* _To be done_: In the material below, find every line with "政治家们要比诗人们眼光更为深笃" and pull it out.

--- Start Source data ---

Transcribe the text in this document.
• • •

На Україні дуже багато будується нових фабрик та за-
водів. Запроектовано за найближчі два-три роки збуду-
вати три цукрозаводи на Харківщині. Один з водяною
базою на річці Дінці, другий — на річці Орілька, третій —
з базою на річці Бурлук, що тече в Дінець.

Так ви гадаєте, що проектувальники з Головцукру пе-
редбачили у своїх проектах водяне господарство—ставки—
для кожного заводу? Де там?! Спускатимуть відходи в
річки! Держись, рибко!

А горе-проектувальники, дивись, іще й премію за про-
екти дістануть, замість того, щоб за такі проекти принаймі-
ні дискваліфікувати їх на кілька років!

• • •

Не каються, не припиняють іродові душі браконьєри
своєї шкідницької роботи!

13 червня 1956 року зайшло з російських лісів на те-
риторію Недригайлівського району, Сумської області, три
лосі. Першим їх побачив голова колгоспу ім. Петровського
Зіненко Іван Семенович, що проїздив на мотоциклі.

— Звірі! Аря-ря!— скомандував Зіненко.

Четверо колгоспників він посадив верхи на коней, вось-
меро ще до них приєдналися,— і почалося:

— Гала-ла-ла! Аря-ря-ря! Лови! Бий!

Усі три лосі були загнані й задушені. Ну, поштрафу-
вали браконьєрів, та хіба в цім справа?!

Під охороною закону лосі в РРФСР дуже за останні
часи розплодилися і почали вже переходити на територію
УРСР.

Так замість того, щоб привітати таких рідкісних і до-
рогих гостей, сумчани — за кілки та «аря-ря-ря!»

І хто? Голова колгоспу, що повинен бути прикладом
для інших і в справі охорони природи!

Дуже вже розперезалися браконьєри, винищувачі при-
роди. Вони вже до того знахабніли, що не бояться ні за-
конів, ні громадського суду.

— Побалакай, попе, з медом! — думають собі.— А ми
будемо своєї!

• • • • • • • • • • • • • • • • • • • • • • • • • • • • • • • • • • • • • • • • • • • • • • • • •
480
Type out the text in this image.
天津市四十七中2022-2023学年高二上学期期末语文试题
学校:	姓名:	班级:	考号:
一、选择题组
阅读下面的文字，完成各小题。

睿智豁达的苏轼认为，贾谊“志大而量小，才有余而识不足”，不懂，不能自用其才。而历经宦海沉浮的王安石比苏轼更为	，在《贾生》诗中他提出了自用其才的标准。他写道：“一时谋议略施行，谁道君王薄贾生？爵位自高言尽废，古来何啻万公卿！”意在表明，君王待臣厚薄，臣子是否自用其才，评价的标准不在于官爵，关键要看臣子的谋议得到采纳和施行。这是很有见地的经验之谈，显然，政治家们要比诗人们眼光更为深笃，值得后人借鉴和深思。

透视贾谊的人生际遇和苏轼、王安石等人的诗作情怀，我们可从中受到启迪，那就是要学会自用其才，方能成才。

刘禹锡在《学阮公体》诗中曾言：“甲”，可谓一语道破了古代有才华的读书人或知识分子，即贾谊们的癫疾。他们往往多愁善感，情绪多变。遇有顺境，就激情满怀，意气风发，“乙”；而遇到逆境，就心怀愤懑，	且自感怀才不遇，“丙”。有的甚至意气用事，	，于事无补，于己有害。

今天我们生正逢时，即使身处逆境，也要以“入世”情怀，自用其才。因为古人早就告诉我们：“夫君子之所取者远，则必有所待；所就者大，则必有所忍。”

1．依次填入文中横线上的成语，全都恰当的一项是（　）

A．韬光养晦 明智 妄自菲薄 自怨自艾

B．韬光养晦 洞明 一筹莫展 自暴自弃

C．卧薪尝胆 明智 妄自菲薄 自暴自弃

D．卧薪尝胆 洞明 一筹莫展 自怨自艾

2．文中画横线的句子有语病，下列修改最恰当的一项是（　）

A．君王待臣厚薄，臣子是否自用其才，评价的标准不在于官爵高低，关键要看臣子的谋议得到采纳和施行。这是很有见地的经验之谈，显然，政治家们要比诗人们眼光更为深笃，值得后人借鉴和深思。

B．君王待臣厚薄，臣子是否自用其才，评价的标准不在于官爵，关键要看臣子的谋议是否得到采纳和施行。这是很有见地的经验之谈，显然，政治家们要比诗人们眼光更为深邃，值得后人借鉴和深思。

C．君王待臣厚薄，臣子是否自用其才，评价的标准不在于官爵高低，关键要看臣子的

--- End Source data ---

* _Answer for this exercise_:
睿智豁达的苏轼认为，贾谊“志大而量小，才有余而识不足”，不懂，不能自用其才。而历经宦海沉浮的王安石比苏轼更为	，在《贾生》诗中他提出了自用其才的标准。他写道：“一时谋议略施行，谁道君王薄贾生？爵位自高言尽废，古来何啻万公卿！”意在表明，君王待臣厚薄，臣子是否自用其才，评价的标准不在于官爵，关键要看臣子的谋议得到采纳和施行。这是很有见地的经验之谈，显然，政治家们要比诗人们眼光更为深笃，值得后人借鉴和深思。
A．君王待臣厚薄，臣子是否自用其才，评价的标准不在于官爵高低，关键要看臣子的谋议得到采纳和施行。这是很有见地的经验之谈，显然，政治家们要比诗人们眼光更为深笃，值得后人借鉴和深思。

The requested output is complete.